_DIRECTIONS_.
Copy the data precisely, keeping every character.

_MATERIAL_.
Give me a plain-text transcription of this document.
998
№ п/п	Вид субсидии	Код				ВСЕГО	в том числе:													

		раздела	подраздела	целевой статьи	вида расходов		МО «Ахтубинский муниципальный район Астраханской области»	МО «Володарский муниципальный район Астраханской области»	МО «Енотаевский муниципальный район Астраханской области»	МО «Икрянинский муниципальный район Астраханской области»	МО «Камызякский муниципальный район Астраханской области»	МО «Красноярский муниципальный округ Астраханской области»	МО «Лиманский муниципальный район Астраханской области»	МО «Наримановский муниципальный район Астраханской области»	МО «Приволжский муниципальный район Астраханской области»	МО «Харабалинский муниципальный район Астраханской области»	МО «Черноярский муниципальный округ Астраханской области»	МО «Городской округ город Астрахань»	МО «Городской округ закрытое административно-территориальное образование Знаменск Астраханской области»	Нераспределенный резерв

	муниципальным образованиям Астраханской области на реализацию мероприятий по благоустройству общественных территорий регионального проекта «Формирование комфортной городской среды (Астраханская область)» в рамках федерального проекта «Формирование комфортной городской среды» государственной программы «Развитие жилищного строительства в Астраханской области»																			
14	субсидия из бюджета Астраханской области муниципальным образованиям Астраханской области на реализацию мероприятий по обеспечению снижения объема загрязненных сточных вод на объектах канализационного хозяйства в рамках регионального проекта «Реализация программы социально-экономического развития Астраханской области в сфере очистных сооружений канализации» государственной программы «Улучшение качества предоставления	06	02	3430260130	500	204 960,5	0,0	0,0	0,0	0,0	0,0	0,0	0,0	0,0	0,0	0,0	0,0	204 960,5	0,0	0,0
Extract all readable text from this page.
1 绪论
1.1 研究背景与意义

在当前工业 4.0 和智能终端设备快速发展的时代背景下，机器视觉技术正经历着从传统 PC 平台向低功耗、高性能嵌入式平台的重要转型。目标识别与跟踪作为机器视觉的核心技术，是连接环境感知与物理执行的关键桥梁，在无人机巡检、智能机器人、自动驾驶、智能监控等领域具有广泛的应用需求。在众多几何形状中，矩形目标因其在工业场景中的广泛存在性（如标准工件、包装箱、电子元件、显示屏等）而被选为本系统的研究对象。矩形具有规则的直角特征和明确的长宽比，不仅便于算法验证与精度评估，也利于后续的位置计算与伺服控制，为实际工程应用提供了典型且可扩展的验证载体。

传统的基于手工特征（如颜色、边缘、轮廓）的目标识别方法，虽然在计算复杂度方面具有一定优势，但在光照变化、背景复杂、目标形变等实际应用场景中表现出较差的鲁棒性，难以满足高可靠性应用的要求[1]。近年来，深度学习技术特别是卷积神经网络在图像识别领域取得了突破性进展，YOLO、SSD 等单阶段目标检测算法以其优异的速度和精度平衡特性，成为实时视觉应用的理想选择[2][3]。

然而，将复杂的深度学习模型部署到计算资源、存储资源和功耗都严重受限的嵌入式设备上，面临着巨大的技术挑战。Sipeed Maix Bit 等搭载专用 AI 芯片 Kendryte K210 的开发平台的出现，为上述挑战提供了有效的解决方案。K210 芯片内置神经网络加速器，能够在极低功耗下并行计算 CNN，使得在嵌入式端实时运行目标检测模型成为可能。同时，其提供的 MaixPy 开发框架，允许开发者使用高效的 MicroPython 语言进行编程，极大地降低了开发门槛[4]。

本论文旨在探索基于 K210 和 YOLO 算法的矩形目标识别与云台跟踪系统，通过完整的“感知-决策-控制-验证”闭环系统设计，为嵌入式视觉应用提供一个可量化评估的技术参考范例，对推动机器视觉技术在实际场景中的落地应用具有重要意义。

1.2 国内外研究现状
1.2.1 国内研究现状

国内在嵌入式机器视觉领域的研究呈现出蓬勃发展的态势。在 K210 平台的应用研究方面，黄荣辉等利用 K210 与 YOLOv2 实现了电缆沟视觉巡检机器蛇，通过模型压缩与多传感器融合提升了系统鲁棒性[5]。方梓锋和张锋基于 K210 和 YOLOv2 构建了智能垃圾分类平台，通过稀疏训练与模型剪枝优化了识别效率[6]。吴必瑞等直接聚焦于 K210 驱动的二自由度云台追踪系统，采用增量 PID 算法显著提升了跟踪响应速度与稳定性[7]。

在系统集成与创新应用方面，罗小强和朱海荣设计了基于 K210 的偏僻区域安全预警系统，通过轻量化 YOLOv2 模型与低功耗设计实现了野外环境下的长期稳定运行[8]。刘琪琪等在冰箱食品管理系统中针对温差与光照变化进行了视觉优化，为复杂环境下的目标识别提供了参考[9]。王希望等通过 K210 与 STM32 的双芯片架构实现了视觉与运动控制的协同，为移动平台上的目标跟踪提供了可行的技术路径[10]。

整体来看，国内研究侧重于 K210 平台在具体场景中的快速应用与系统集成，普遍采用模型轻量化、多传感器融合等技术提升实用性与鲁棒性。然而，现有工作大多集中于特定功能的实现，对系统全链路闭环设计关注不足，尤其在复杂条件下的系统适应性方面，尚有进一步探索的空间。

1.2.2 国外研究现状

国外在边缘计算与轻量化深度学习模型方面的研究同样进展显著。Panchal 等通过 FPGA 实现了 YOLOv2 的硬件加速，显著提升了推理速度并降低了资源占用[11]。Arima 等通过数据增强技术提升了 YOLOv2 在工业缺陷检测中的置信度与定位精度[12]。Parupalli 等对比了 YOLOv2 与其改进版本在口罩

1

_TASK SOLUTION_.
Give me a plain-text transcription of this document.
998
№ п/п	Вид субсидии	Код				ВСЕГО	в том числе:													

		раздела	подраздела	целевой статьи	вида расходов		МО «Ахтубинский муниципальный район Астраханской области»	МО «Володарский муниципальный район Астраханской области»	МО «Енотаевский муниципальный район Астраханской области»	МО «Икрянинский муниципальный район Астраханской области»	МО «Камызякский муниципальный район Астраханской области»	МО «Красноярский муниципальный округ Астраханской области»	МО «Лиманский муниципальный район Астраханской области»	МО «Наримановский муниципальный район Астраханской области»	МО «Приволжский муниципальный район Астраханской области»	МО «Харабалинский муниципальный район Астраханской области»	МО «Черноярский муниципальный округ Астраханской области»	МО «Городской округ город Астрахань»	МО «Городской округ закрытое административно-территориальное образование Знаменск Астраханской области»	Нераспределенный резерв

	муниципальным образованиям Астраханской области на реализацию мероприятий по благоустройству общественных территорий регионального проекта «Формирование комфортной городской среды (Астраханская область)» в рамках федерального проекта «Формирование комфортной городской среды» государственной программы «Развитие жилищного строительства в Астраханской области»																			
14	субсидия из бюджета Астраханской области муниципальным образованиям Астраханской области на реализацию мероприятий по обеспечению снижения объема загрязненных сточных вод на объектах канализационного хозяйства в рамках регионального проекта «Реализация программы социально-экономического развития Астраханской области в сфере очистных сооружений канализации» государственной программы «Улучшение качества предоставления	06	02	3430260130	500	204 960,5	0,0	0,0	0,0	0,0	0,0	0,0	0,0	0,0	0,0	0,0	0,0	204 960,5	0,0	0,0
Extract all readable text from this page.
1 绪论
1.1 研究背景与意义

在当前工业 4.0 和智能终端设备快速发展的时代背景下，机器视觉技术正经历着从传统 PC 平台向低功耗、高性能嵌入式平台的重要转型。目标识别与跟踪作为机器视觉的核心技术，是连接环境感知与物理执行的关键桥梁，在无人机巡检、智能机器人、自动驾驶、智能监控等领域具有广泛的应用需求。在众多几何形状中，矩形目标因其在工业场景中的广泛存在性（如标准工件、包装箱、电子元件、显示屏等）而被选为本系统的研究对象。矩形具有规则的直角特征和明确的长宽比，不仅便于算法验证与精度评估，也利于后续的位置计算与伺服控制，为实际工程应用提供了典型且可扩展的验证载体。

传统的基于手工特征（如颜色、边缘、轮廓）的目标识别方法，虽然在计算复杂度方面具有一定优势，但在光照变化、背景复杂、目标形变等实际应用场景中表现出较差的鲁棒性，难以满足高可靠性应用的要求[1]。近年来，深度学习技术特别是卷积神经网络在图像识别领域取得了突破性进展，YOLO、SSD 等单阶段目标检测算法以其优异的速度和精度平衡特性，成为实时视觉应用的理想选择[2][3]。

然而，将复杂的深度学习模型部署到计算资源、存储资源和功耗都严重受限的嵌入式设备上，面临着巨大的技术挑战。Sipeed Maix Bit 等搭载专用 AI 芯片 Kendryte K210 的开发平台的出现，为上述挑战提供了有效的解决方案。K210 芯片内置神经网络加速器，能够在极低功耗下并行计算 CNN，使得在嵌入式端实时运行目标检测模型成为可能。同时，其提供的 MaixPy 开发框架，允许开发者使用高效的 MicroPython 语言进行编程，极大地降低了开发门槛[4]。

本论文旨在探索基于 K210 和 YOLO 算法的矩形目标识别与云台跟踪系统，通过完整的“感知-决策-控制-验证”闭环系统设计，为嵌入式视觉应用提供一个可量化评估的技术参考范例，对推动机器视觉技术在实际场景中的落地应用具有重要意义。

1.2 国内外研究现状
1.2.1 国内研究现状

国内在嵌入式机器视觉领域的研究呈现出蓬勃发展的态势。在 K210 平台的应用研究方面，黄荣辉等利用 K210 与 YOLOv2 实现了电缆沟视觉巡检机器蛇，通过模型压缩与多传感器融合提升了系统鲁棒性[5]。方梓锋和张锋基于 K210 和 YOLOv2 构建了智能垃圾分类平台，通过稀疏训练与模型剪枝优化了识别效率[6]。吴必瑞等直接聚焦于 K210 驱动的二自由度云台追踪系统，采用增量 PID 算法显著提升了跟踪响应速度与稳定性[7]。

在系统集成与创新应用方面，罗小强和朱海荣设计了基于 K210 的偏僻区域安全预警系统，通过轻量化 YOLOv2 模型与低功耗设计实现了野外环境下的长期稳定运行[8]。刘琪琪等在冰箱食品管理系统中针对温差与光照变化进行了视觉优化，为复杂环境下的目标识别提供了参考[9]。王希望等通过 K210 与 STM32 的双芯片架构实现了视觉与运动控制的协同，为移动平台上的目标跟踪提供了可行的技术路径[10]。

整体来看，国内研究侧重于 K210 平台在具体场景中的快速应用与系统集成，普遍采用模型轻量化、多传感器融合等技术提升实用性与鲁棒性。然而，现有工作大多集中于特定功能的实现，对系统全链路闭环设计关注不足，尤其在复杂条件下的系统适应性方面，尚有进一步探索的空间。

1.2.2 国外研究现状

国外在边缘计算与轻量化深度学习模型方面的研究同样进展显著。Panchal 等通过 FPGA 实现了 YOLOv2 的硬件加速，显著提升了推理速度并降低了资源占用[11]。Arima 等通过数据增强技术提升了 YOLOv2 在工业缺陷检测中的置信度与定位精度[12]。Parupalli 等对比了 YOLOv2 与其改进版本在口罩

1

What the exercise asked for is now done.